begin PROVIDED ENTRIES
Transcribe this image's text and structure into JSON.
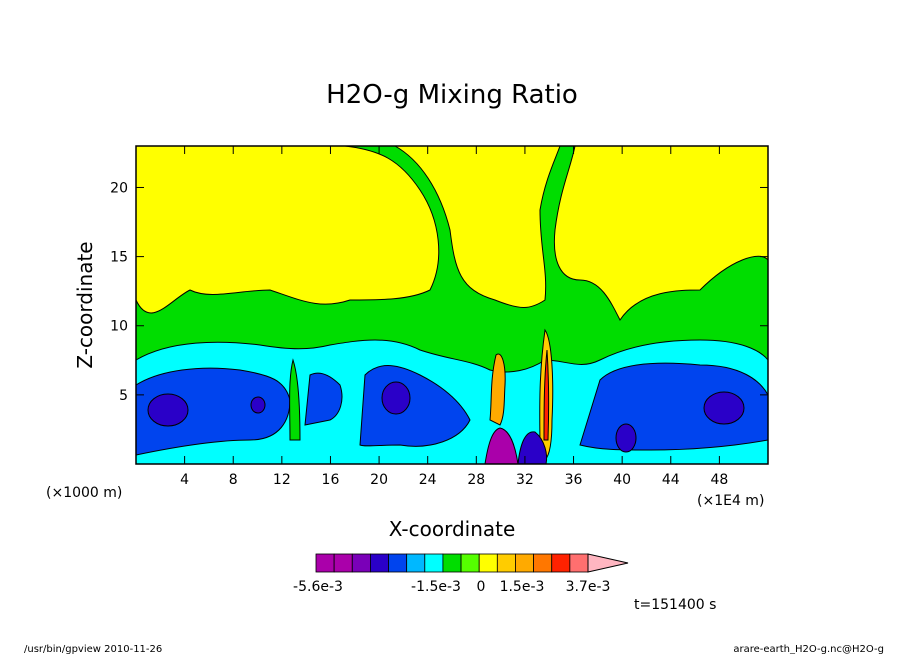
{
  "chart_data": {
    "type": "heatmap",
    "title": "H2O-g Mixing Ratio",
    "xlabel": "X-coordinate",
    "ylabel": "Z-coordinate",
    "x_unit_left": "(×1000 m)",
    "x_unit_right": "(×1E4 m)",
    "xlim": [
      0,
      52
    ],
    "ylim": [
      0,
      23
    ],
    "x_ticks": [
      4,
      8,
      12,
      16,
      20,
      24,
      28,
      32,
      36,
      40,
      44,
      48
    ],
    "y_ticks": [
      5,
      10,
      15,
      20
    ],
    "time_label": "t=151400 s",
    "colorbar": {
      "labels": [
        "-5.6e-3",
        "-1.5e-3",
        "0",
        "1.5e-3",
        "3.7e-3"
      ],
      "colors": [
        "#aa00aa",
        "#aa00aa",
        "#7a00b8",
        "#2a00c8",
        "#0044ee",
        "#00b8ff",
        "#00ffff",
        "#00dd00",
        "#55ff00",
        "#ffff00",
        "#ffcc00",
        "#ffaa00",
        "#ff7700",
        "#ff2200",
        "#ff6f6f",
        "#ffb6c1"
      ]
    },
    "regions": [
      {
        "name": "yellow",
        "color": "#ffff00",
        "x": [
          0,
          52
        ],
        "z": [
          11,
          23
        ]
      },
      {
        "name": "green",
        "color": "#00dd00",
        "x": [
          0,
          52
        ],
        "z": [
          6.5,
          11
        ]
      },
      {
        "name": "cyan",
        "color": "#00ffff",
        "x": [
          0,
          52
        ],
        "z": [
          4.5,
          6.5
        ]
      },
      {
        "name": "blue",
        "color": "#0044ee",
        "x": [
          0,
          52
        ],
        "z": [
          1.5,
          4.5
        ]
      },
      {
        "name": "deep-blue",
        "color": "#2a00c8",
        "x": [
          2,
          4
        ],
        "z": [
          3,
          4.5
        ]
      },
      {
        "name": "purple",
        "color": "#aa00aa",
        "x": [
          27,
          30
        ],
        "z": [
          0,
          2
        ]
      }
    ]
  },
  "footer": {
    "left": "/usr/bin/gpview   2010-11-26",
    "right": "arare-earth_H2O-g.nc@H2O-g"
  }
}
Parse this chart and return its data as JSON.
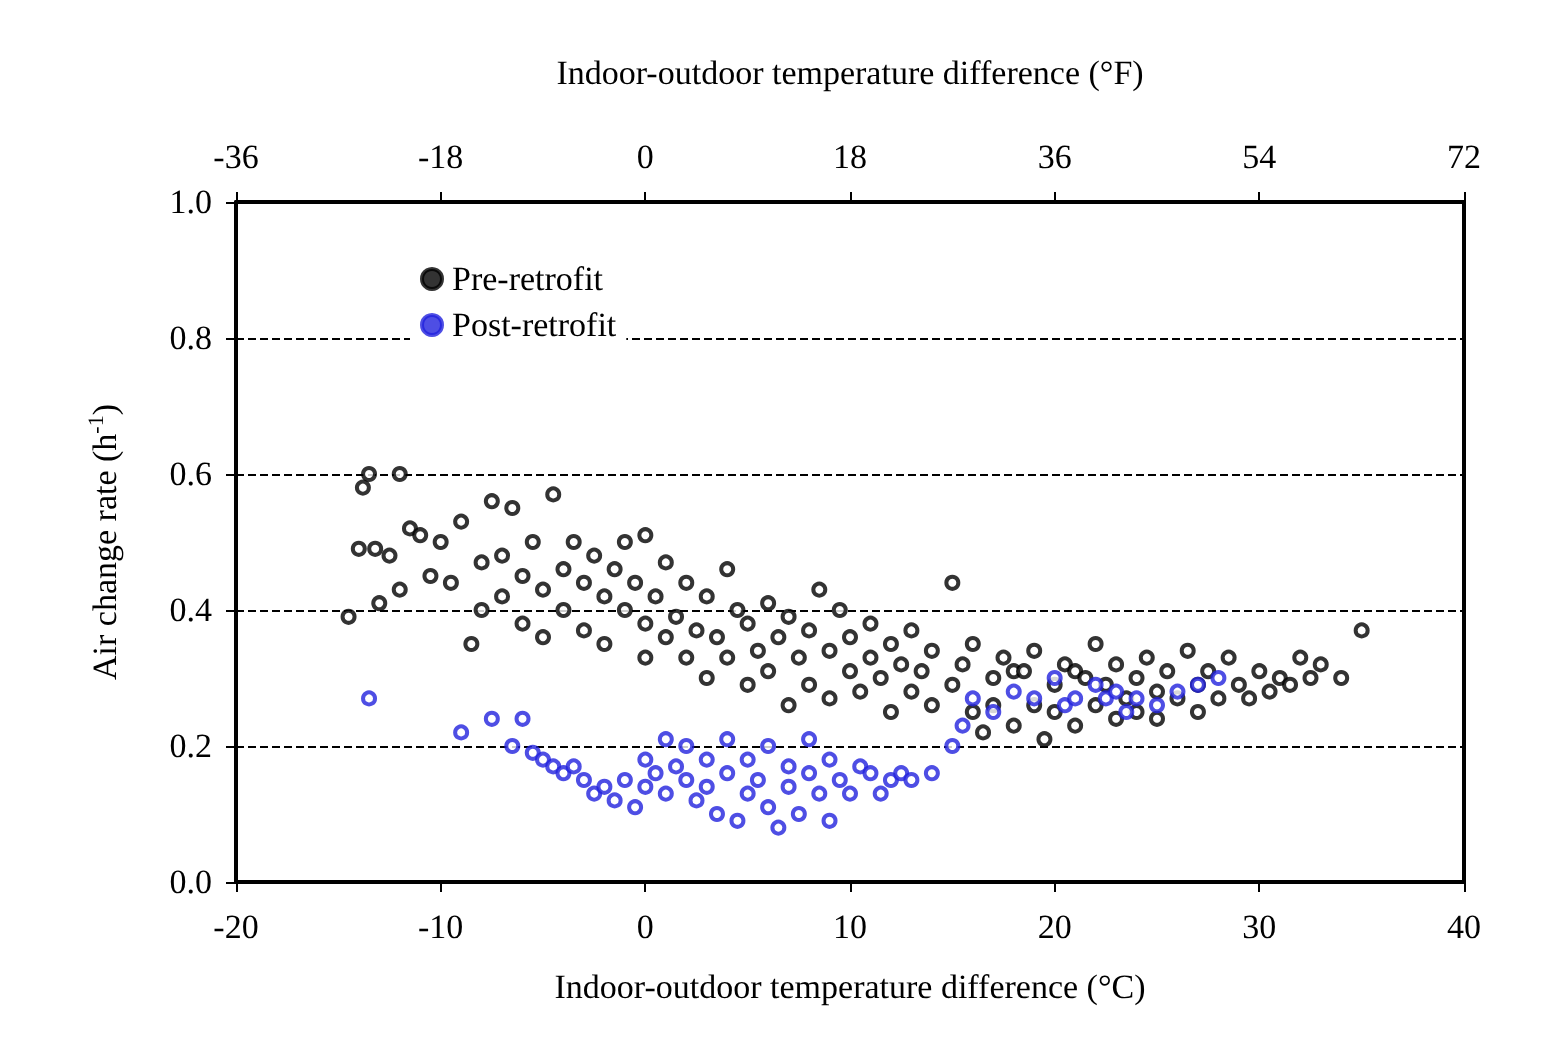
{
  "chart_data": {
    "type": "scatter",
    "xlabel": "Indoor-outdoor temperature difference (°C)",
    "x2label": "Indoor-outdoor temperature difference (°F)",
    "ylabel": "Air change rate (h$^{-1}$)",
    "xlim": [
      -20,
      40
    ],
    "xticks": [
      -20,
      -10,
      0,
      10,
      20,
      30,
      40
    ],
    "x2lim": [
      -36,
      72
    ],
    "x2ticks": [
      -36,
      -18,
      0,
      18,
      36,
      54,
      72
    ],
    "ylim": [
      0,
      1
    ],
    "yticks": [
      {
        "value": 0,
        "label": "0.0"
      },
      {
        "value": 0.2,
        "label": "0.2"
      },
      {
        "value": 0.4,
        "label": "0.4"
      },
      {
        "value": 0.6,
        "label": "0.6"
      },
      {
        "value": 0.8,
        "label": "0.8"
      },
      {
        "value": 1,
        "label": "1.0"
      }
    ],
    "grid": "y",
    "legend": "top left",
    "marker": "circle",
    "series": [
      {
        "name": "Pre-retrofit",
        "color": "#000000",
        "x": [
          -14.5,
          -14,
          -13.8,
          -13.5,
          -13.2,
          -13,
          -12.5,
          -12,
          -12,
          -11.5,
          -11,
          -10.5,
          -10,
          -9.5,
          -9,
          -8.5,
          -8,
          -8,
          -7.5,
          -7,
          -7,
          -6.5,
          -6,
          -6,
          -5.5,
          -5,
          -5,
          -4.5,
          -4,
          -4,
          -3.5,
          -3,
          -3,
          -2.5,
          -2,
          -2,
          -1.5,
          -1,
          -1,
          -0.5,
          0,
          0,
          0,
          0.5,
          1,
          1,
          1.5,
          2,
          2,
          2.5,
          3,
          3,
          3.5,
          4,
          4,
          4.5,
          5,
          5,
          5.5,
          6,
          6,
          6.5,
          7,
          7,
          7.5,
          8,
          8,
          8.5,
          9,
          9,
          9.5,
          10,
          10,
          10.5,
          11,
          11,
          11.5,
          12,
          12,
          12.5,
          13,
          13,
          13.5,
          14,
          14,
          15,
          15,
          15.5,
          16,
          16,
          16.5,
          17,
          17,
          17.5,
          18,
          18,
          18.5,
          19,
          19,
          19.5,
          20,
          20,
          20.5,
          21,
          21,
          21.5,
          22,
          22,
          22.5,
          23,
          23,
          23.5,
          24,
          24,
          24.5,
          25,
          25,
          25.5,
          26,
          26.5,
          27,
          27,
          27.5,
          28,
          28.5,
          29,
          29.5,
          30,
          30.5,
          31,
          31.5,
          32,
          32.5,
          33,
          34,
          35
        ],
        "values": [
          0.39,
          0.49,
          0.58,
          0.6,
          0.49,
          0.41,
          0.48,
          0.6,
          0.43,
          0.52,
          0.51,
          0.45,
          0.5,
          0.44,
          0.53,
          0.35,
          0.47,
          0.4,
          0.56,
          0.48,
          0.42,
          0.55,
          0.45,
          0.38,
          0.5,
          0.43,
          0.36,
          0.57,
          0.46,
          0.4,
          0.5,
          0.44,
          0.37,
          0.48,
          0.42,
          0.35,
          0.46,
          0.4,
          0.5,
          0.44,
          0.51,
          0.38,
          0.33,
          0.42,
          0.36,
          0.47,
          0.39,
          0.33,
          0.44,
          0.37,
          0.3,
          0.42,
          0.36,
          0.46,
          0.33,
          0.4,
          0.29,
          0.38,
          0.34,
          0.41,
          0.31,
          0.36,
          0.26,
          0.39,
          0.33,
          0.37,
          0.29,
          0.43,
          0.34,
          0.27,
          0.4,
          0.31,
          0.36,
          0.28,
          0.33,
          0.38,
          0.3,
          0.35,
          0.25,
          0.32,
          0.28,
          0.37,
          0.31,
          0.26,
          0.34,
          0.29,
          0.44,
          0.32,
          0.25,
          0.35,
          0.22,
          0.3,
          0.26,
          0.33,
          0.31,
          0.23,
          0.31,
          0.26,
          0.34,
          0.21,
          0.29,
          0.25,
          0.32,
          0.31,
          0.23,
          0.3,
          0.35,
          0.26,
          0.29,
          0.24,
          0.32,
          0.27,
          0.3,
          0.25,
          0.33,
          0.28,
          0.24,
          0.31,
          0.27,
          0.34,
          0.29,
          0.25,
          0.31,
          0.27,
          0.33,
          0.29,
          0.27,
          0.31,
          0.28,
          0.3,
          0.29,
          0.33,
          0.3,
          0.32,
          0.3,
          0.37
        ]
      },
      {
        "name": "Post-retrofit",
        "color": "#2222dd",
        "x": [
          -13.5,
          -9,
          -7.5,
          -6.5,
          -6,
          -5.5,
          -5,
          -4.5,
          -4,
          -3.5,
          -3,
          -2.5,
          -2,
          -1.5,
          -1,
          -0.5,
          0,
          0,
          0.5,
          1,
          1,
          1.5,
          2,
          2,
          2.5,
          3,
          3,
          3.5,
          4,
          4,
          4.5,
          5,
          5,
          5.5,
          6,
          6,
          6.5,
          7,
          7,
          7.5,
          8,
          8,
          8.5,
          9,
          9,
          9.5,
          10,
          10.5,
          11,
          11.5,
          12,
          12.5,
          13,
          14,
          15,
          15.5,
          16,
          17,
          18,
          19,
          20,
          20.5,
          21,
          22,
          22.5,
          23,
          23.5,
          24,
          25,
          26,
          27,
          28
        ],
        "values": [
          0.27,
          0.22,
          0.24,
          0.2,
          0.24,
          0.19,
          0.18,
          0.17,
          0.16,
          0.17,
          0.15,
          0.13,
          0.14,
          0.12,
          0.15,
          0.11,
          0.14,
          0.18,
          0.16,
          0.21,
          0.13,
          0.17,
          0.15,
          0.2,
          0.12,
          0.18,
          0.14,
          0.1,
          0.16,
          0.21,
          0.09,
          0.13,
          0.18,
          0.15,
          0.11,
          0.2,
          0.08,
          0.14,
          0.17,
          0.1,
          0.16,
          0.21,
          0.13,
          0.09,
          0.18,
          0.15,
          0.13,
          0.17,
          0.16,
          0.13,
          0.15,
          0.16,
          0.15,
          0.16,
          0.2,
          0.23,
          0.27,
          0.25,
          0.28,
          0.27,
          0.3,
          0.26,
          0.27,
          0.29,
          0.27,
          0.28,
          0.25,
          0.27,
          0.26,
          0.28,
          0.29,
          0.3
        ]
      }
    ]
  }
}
end PROVIDED ENTRIES
begin PROVIDED ENTRIES
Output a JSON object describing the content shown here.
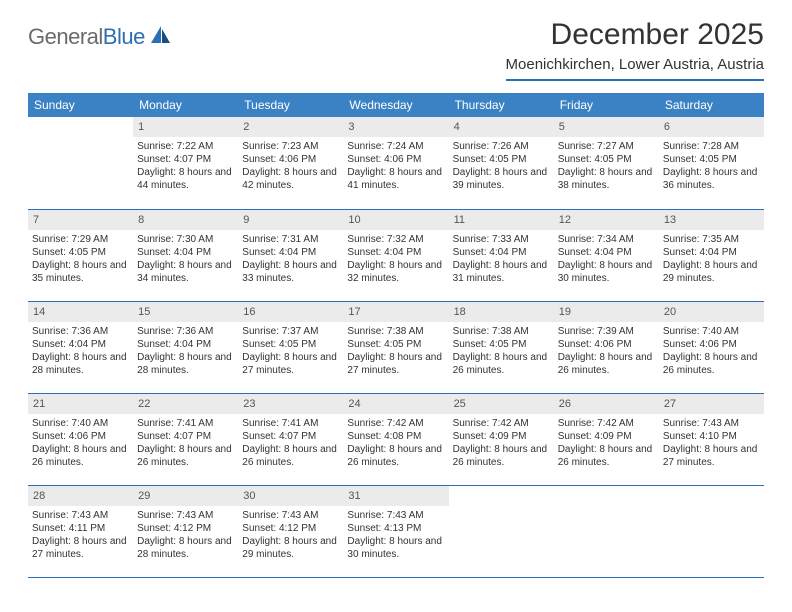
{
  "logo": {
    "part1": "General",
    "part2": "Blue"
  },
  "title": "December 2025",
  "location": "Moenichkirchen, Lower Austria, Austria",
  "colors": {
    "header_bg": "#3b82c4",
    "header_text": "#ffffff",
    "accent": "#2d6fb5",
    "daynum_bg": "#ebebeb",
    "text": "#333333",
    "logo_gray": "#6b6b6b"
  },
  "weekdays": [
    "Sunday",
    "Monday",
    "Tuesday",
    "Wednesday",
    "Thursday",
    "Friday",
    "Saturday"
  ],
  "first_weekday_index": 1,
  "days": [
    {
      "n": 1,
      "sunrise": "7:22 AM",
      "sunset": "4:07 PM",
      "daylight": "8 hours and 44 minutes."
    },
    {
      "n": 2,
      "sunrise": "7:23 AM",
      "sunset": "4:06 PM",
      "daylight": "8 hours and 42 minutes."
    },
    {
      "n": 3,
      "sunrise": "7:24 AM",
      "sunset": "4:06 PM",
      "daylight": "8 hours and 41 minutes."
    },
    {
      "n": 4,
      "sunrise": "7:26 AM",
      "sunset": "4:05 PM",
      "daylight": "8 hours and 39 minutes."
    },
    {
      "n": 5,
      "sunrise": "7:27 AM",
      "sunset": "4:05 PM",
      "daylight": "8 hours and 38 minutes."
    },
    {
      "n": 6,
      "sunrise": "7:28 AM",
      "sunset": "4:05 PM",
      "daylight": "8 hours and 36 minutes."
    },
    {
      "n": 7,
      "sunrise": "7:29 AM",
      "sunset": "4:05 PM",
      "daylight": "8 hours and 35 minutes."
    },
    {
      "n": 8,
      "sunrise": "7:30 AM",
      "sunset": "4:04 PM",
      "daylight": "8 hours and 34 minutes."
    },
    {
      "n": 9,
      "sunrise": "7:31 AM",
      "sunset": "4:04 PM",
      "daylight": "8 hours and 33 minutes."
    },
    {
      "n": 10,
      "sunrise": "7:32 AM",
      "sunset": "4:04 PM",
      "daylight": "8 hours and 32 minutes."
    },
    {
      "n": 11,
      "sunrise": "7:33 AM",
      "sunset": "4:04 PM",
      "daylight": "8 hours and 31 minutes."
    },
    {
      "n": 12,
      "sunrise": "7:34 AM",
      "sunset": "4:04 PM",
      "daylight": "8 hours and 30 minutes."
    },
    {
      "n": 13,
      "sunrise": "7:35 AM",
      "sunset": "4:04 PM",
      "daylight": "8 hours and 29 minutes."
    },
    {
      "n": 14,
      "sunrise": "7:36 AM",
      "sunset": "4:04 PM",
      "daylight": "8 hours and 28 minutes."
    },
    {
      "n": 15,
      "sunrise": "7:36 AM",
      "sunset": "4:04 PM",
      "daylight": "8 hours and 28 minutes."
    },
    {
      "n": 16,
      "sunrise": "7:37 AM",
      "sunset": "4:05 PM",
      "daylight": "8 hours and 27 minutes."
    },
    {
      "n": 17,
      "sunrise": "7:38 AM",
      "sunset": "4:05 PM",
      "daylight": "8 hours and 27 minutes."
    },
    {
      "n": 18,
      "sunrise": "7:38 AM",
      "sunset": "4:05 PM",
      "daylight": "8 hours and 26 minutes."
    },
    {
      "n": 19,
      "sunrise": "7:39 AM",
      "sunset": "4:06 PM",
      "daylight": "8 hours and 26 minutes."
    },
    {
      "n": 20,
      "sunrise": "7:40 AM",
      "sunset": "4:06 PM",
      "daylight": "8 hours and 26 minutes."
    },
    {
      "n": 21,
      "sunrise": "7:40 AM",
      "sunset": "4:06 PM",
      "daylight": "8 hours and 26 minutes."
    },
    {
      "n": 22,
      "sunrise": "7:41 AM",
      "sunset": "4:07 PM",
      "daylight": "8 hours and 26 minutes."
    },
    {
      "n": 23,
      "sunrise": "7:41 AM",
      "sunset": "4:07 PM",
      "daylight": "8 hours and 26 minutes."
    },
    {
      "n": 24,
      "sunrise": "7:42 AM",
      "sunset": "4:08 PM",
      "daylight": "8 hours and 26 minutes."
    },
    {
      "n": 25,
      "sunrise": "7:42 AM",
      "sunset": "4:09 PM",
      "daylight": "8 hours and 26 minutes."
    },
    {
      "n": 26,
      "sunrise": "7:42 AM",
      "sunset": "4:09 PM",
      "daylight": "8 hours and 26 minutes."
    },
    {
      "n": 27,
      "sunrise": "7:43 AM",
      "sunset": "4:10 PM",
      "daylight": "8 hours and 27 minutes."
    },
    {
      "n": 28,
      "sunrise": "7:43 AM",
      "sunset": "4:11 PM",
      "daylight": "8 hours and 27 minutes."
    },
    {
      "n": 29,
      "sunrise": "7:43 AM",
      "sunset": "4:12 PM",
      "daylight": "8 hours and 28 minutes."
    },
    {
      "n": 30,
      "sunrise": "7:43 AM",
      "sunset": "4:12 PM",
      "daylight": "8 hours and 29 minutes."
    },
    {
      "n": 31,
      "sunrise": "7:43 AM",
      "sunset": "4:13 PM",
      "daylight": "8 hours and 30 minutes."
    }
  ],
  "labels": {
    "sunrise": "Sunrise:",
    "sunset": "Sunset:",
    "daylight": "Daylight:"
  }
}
end PROVIDED ENTRIES
begin PROVIDED ENTRIES
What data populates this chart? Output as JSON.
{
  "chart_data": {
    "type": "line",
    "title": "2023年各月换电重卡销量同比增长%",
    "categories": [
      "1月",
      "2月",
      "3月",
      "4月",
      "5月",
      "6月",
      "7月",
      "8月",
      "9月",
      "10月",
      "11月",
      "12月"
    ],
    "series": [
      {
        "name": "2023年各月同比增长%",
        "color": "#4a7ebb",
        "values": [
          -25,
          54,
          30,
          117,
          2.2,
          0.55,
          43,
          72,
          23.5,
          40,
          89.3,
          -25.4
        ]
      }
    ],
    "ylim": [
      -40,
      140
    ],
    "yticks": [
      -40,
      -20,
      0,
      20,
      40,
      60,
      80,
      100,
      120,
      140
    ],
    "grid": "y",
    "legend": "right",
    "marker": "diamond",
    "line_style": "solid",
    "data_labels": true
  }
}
end PROVIDED ENTRIES
» **TASK**: List all lines above in which the string "Indoor" appears.

» **OUTPUT FOR THIS TASK**:
    "xlabel": "Indoor-outdoor temperature difference (°C)",
    "x2label": "Indoor-outdoor temperature difference (°F)",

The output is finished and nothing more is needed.